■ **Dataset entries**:
╭──
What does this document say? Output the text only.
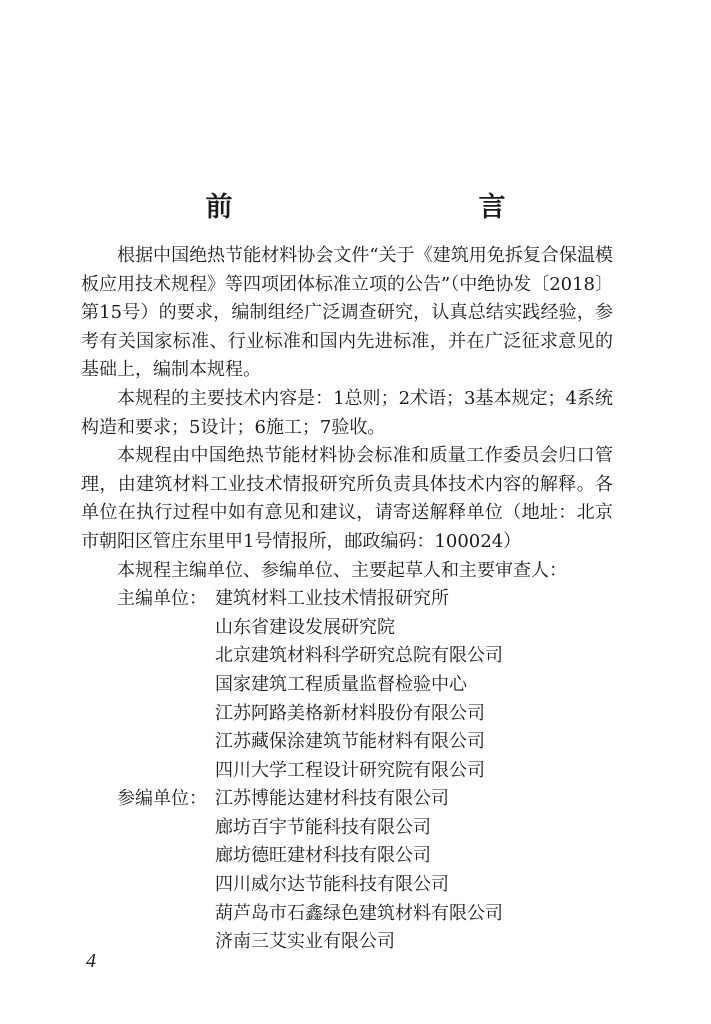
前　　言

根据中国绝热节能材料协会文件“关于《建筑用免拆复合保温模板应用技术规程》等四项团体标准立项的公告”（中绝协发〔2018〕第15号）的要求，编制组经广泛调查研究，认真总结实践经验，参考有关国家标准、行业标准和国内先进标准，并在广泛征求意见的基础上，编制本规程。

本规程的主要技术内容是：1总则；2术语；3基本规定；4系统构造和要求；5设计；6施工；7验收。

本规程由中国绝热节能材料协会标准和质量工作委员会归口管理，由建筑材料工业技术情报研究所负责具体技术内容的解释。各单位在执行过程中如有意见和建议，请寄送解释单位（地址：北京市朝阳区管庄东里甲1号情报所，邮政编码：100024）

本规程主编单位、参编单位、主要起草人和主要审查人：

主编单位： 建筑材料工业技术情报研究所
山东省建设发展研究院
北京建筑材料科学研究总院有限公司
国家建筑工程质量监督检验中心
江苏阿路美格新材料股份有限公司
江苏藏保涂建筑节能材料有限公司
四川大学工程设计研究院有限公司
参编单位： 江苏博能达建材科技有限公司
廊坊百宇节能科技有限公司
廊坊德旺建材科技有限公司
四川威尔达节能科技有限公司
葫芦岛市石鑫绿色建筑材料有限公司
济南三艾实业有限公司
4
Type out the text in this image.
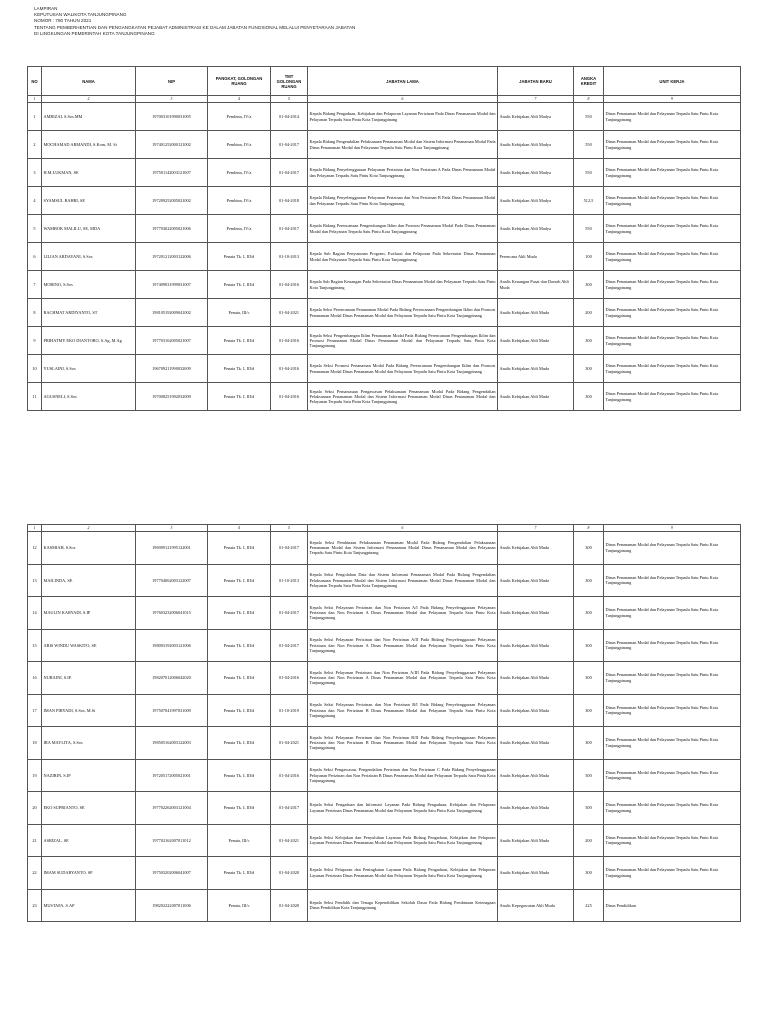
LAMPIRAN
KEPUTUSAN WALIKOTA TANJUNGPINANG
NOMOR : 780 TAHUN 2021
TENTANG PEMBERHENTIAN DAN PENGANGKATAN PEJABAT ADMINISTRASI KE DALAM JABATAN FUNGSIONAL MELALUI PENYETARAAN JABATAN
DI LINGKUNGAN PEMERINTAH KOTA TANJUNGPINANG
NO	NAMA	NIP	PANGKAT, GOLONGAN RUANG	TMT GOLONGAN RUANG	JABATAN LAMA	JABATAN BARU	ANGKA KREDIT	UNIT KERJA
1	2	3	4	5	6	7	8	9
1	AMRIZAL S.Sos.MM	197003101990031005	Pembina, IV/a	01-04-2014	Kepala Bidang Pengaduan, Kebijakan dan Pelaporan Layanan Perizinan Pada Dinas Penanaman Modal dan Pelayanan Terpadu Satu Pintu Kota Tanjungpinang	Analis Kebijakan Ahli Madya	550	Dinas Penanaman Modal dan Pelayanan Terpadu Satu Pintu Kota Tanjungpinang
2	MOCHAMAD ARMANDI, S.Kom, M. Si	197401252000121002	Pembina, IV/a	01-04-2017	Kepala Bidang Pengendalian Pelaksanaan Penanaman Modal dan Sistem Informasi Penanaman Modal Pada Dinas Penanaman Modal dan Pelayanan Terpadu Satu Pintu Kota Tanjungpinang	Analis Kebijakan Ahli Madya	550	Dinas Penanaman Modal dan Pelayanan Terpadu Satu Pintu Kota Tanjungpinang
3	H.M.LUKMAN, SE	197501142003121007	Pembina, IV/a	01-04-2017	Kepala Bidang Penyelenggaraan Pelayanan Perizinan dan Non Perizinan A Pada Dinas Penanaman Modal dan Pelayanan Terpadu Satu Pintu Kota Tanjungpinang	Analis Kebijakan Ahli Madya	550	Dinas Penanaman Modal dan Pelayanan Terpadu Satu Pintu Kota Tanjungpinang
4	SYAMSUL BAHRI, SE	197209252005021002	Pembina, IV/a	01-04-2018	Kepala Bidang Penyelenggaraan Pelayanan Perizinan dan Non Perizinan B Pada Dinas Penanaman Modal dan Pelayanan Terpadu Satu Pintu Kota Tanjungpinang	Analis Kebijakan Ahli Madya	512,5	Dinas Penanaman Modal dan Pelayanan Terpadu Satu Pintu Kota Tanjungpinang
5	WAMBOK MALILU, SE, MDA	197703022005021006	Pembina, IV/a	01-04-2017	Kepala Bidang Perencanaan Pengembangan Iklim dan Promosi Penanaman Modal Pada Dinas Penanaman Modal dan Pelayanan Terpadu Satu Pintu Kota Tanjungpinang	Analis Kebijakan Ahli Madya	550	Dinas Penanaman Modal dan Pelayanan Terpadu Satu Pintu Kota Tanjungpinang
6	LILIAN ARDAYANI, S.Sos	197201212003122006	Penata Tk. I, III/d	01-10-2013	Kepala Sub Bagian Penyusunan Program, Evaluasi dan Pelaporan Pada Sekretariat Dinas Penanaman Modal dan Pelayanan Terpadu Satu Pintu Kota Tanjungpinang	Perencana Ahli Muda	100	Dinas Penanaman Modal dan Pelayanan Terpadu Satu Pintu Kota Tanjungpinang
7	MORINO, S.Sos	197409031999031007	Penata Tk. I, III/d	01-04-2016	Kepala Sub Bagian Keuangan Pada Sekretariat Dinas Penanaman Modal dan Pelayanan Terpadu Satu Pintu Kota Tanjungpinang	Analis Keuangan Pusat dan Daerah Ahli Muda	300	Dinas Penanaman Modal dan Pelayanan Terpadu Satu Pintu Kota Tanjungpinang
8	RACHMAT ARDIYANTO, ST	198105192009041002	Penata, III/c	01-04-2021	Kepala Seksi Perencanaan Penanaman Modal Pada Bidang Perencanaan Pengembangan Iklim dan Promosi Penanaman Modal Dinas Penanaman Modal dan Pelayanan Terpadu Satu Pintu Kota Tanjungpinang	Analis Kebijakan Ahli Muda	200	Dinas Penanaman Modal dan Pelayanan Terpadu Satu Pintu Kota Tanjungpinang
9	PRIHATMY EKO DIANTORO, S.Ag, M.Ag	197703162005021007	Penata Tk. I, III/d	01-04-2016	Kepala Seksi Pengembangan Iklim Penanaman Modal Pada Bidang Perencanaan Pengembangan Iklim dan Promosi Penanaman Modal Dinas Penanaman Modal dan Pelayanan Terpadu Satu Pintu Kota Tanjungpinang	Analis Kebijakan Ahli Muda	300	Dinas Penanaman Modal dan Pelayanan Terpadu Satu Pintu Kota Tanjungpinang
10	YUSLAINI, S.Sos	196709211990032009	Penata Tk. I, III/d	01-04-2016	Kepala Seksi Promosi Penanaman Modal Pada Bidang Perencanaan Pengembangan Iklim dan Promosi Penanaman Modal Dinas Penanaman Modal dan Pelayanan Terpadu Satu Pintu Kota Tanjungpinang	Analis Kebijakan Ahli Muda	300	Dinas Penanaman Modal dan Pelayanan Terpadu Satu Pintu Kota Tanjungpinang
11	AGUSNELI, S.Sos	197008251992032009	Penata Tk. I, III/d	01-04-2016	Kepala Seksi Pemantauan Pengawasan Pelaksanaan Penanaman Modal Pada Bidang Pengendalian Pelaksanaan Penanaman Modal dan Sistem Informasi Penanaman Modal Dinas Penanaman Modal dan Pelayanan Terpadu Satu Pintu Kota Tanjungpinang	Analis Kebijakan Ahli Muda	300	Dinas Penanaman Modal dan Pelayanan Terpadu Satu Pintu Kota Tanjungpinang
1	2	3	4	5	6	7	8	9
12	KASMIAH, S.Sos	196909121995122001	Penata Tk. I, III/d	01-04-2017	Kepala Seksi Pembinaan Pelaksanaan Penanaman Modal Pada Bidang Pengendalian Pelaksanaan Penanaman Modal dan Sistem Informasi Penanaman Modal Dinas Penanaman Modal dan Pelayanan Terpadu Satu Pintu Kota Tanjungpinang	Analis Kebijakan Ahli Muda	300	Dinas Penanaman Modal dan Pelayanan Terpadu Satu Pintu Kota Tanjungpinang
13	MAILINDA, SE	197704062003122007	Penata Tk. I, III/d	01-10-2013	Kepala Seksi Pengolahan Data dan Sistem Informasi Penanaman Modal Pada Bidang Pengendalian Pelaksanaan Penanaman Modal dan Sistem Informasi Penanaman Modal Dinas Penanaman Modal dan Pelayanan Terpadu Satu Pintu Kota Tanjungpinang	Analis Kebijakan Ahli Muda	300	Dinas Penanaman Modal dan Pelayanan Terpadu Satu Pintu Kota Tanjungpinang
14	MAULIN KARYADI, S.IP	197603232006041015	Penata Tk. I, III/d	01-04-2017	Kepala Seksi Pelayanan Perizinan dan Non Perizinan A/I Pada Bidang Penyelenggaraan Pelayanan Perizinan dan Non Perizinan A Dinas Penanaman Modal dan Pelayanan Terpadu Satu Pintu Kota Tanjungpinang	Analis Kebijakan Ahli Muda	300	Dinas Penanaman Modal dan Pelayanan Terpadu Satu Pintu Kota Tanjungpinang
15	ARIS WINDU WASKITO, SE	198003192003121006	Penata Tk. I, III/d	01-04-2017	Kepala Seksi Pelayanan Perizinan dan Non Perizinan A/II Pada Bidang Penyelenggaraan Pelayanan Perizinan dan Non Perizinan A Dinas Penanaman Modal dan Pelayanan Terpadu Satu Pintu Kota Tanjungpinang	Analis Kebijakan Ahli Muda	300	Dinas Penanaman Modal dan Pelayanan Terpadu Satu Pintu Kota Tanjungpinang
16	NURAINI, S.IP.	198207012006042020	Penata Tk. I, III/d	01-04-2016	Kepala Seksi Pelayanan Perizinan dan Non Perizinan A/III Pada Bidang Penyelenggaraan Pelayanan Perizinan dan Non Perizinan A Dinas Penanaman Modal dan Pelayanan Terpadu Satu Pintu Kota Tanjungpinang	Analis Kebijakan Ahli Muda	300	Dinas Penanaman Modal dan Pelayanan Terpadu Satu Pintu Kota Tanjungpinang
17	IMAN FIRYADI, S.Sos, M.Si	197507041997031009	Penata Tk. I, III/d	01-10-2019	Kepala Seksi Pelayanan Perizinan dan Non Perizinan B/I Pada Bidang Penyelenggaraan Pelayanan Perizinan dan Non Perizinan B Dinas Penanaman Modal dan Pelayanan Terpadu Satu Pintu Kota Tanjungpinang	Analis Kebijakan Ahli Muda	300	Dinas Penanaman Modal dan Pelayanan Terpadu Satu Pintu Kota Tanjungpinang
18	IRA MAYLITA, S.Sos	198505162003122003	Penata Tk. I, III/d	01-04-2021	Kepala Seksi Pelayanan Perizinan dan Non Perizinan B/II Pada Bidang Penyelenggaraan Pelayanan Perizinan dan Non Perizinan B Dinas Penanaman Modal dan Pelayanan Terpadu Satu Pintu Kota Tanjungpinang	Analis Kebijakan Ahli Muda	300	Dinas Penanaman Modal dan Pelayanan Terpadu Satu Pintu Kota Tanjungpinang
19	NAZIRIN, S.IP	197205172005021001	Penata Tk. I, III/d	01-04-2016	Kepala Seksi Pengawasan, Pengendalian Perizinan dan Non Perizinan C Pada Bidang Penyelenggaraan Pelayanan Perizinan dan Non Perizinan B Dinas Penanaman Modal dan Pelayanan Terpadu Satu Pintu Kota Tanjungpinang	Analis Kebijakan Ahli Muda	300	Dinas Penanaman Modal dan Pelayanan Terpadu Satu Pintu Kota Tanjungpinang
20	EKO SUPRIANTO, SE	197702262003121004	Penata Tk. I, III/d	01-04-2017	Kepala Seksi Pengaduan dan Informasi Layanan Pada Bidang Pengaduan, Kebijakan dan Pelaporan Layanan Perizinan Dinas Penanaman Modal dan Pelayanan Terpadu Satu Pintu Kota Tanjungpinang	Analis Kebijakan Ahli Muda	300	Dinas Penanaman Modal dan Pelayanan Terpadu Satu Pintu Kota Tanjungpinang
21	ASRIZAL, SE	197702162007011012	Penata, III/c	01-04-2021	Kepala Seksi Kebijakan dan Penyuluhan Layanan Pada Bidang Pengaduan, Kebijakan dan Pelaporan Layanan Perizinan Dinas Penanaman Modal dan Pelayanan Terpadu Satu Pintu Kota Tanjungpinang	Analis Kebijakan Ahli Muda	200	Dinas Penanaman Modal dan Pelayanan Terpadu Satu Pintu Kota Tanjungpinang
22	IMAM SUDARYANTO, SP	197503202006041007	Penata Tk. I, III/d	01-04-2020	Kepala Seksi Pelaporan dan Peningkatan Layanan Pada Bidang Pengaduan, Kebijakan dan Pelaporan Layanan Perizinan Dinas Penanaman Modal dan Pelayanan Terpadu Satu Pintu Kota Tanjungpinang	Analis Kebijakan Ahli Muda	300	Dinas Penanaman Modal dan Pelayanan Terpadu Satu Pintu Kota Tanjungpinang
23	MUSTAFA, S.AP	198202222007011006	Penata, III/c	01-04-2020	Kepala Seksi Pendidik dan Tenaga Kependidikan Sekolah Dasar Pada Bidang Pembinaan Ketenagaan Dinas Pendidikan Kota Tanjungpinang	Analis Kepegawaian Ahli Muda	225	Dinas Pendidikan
╰──
■ **DIRECTION**:
Go through the listing above and return every line where the word "参编单位" occurs.

■ **FINISHED ANSWER**:
本规程主编单位、参编单位、主要起草人和主要审查人：
参编单位： 江苏博能达建材科技有限公司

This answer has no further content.